# Start of Material for this exercise
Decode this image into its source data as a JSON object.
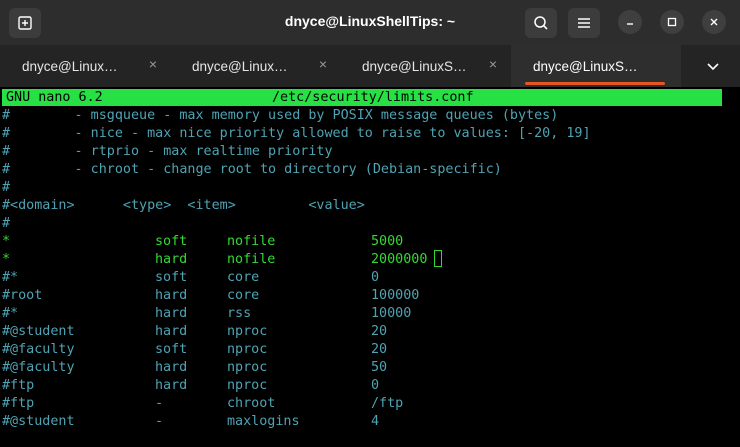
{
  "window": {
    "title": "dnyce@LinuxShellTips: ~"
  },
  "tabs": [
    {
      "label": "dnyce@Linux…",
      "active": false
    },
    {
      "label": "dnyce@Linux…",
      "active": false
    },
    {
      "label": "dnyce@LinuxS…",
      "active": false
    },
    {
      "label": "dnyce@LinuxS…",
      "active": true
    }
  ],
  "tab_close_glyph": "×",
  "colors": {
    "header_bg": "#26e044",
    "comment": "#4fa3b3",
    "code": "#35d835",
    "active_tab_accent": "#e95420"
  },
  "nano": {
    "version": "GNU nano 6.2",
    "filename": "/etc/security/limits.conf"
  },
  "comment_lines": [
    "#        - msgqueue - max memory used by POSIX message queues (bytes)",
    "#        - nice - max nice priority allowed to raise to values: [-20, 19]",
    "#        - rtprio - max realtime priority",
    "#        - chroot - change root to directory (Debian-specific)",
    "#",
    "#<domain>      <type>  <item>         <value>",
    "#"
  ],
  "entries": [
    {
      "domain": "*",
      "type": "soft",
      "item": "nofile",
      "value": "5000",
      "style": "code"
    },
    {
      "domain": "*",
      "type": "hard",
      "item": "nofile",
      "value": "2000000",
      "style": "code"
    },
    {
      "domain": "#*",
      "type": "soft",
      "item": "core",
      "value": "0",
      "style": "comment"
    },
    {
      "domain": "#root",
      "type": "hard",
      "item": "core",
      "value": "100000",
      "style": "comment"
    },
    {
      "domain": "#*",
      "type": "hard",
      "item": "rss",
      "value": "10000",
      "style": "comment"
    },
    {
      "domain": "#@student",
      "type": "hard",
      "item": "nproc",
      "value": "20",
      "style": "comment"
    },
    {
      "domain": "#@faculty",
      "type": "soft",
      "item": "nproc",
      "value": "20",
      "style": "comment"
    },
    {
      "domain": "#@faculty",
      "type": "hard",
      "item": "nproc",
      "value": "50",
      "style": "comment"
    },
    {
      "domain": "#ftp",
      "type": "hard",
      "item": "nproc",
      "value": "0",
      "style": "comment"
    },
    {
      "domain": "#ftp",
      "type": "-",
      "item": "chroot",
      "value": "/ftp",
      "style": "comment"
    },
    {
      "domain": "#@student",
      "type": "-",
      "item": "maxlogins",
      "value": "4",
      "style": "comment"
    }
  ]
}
# End of Material for this exercise
# Start of Material for this exercise
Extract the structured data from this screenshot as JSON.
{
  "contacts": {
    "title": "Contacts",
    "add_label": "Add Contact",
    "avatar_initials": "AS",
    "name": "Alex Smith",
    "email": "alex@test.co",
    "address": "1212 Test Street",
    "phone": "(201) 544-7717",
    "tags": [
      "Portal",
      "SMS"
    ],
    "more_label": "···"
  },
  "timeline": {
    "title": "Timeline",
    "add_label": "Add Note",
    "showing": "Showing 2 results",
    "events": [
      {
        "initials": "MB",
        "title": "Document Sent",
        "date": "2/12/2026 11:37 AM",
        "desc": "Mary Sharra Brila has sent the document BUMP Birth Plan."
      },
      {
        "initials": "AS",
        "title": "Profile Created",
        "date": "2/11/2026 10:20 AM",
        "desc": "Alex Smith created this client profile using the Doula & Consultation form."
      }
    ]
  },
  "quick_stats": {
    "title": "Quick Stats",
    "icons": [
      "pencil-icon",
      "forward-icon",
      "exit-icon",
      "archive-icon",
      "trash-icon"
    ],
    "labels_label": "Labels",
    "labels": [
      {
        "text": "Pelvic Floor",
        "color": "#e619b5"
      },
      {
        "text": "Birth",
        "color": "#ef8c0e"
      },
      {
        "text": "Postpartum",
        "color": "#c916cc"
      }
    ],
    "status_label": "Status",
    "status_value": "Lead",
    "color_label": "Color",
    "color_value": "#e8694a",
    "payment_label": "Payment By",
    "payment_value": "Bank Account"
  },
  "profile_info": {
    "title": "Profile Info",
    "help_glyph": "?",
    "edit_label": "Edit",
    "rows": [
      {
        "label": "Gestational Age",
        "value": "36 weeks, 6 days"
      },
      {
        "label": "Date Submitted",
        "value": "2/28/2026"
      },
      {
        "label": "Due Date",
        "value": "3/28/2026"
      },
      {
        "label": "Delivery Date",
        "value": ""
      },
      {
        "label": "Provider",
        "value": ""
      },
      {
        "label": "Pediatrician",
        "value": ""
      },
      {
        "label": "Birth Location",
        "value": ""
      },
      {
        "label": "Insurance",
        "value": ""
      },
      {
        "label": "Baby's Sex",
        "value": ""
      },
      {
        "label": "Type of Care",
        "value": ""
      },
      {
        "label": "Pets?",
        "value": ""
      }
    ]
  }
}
# End of Material for this exercise
Given exercise: Copy every line from the records above that contains the word "Birth".

Problem solution:
        "desc": "Mary Sharra Brila has sent the document BUMP Birth Plan."
        "text": "Birth",
        "label": "Birth Location",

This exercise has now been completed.